→ Exercise aim
Write the items from the start through the line containing "559, 751, 623]" as a JSON list of strings, one string per line, with blank lines omitted.
++++ Records shown
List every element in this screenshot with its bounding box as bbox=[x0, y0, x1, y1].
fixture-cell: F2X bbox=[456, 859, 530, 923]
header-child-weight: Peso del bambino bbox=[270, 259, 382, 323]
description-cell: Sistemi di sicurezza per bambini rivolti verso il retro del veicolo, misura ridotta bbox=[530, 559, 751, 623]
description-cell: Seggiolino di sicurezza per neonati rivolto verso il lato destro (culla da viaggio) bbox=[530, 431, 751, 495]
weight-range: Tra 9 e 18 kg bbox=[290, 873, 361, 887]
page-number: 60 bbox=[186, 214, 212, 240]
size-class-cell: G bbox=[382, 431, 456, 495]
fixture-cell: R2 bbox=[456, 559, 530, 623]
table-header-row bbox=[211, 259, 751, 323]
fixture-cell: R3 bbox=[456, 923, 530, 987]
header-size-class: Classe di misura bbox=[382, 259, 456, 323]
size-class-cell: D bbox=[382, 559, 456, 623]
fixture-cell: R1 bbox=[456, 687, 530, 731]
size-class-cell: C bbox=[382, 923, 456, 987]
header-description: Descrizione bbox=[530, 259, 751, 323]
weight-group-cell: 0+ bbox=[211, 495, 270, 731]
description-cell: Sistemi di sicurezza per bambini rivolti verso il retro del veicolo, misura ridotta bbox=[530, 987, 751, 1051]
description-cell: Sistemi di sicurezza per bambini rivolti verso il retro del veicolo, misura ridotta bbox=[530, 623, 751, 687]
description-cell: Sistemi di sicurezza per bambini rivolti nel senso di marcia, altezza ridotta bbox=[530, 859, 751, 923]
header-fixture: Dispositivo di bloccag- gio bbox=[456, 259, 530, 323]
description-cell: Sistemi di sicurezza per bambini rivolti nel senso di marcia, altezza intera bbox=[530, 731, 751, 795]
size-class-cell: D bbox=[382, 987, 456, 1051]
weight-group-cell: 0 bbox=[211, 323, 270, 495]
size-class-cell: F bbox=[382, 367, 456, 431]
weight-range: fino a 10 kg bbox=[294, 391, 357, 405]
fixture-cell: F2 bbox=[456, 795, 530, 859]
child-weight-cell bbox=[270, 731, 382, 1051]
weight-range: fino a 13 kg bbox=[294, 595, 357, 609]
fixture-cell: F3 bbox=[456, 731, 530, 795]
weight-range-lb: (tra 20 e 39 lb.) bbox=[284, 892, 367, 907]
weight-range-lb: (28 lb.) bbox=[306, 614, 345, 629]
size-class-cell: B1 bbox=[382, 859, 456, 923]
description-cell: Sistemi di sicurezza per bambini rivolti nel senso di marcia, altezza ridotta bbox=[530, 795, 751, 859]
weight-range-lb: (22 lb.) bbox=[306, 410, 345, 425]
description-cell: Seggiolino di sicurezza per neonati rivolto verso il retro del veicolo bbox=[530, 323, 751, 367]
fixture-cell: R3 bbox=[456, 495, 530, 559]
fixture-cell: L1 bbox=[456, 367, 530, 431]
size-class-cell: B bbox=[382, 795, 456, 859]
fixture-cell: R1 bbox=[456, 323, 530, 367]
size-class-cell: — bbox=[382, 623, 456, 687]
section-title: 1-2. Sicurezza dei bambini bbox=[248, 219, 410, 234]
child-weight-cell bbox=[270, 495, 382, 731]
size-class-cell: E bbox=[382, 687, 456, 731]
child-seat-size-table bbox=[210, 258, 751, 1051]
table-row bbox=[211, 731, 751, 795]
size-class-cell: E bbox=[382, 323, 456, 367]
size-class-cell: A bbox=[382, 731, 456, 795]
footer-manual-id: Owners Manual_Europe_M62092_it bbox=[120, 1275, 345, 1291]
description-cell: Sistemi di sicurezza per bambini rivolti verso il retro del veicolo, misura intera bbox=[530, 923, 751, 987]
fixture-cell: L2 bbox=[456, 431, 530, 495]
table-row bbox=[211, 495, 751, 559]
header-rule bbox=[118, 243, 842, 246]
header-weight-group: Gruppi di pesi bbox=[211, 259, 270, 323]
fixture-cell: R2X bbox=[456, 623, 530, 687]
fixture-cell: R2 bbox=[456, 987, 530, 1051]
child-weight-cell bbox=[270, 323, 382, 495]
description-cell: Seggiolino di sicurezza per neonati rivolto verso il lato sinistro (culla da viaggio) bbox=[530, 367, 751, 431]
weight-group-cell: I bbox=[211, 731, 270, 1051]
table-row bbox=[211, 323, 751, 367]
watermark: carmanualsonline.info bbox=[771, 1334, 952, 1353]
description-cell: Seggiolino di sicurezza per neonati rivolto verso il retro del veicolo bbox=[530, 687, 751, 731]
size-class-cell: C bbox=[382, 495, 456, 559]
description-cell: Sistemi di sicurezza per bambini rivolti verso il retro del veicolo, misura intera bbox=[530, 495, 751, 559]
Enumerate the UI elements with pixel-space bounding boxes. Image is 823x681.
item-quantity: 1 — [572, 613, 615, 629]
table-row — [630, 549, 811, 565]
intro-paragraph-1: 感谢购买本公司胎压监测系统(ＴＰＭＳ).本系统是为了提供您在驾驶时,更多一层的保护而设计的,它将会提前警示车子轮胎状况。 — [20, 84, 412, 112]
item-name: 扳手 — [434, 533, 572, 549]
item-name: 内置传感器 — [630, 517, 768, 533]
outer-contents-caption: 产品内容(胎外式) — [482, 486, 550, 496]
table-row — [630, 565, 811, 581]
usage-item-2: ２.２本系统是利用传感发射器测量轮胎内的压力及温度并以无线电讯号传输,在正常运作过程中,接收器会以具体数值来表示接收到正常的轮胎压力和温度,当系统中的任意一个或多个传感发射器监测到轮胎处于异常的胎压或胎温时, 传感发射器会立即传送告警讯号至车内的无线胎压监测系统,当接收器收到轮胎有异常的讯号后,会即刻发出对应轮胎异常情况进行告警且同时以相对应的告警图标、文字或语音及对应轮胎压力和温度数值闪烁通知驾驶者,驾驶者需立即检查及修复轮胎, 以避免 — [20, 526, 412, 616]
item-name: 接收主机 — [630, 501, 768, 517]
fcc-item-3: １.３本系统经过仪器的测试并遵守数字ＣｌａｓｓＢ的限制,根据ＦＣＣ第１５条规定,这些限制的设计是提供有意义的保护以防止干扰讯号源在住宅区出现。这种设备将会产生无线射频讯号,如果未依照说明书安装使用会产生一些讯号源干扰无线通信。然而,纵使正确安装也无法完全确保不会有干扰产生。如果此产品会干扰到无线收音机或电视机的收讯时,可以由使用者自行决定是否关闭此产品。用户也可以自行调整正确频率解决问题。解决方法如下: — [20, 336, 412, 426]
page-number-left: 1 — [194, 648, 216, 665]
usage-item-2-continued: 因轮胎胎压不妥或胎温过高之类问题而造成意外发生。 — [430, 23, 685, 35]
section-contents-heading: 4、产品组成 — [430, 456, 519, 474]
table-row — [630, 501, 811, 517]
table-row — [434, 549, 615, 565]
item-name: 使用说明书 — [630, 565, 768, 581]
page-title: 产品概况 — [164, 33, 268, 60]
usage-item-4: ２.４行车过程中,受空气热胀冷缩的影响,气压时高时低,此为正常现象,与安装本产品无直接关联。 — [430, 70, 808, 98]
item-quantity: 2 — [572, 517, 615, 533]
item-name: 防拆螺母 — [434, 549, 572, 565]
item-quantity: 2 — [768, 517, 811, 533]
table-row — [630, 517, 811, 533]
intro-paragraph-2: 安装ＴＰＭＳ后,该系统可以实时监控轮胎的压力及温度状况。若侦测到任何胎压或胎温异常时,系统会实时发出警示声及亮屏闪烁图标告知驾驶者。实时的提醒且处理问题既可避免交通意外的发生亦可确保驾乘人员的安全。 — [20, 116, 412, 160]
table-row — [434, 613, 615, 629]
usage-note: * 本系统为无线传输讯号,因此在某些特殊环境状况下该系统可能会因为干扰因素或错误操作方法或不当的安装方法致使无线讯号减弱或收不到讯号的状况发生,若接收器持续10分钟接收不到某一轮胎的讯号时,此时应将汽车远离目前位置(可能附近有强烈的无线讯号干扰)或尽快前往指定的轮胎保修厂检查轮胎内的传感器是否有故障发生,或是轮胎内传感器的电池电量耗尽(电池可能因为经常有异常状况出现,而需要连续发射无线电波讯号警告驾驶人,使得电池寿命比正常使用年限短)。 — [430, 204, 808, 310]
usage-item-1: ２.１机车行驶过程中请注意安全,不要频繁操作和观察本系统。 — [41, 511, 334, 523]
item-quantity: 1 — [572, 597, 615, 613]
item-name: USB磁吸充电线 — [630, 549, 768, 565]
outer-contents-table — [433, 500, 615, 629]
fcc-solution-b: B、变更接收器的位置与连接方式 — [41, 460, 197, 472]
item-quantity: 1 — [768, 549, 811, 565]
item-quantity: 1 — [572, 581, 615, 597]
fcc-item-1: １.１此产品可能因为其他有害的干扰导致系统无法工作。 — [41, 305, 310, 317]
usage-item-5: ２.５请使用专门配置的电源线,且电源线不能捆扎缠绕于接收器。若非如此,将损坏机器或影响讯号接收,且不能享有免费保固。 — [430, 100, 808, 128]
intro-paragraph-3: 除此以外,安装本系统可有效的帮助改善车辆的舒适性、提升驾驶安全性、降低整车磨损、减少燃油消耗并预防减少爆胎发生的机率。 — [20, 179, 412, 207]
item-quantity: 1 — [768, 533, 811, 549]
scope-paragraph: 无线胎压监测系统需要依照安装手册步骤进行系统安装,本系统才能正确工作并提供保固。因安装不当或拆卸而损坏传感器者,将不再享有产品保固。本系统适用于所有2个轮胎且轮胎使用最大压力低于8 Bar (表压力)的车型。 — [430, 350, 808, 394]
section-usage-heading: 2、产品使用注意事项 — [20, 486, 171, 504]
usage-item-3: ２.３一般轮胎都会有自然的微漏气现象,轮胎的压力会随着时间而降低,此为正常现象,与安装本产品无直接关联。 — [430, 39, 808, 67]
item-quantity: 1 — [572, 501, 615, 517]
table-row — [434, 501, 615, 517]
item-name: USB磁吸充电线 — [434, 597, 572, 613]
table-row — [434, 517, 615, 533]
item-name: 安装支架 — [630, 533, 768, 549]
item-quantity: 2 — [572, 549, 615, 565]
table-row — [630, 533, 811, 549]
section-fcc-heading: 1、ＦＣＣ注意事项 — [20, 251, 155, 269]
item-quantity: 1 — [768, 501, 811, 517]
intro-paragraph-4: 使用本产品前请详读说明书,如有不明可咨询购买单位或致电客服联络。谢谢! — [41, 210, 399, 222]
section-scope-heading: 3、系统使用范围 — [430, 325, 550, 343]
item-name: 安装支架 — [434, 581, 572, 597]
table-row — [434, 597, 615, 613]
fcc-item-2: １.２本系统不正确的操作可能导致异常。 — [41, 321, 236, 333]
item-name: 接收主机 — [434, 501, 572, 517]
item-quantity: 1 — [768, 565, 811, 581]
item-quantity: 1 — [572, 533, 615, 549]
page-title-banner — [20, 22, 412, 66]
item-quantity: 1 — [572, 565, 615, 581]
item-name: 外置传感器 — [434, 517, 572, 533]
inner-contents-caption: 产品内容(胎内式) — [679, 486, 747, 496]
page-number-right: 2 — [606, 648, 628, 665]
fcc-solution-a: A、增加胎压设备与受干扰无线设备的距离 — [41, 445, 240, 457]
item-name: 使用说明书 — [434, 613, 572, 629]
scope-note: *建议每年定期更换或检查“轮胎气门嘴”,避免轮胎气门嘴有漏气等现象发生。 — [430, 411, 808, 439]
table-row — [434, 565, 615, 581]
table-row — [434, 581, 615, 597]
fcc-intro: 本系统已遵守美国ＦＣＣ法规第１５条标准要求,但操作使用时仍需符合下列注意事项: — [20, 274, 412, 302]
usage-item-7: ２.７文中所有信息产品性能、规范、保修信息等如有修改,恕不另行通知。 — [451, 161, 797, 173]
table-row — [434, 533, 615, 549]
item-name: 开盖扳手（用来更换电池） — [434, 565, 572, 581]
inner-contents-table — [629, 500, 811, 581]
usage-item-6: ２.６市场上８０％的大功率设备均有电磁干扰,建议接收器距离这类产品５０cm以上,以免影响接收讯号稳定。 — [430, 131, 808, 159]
++++++++
→ Exercise response
[
  "List every element in this screenshot with its bounding box as bbox=[x0, y0, x1, y1].",
  "fixture-cell: F2X bbox=[456, 859, 530, 923]",
  "header-child-weight: Peso del bambino bbox=[270, 259, 382, 323]",
  "description-cell: Sistemi di sicurezza per bambini rivolti verso il retro del veicolo, misura ridotta bbox=[530, 559, 751, 623]"
]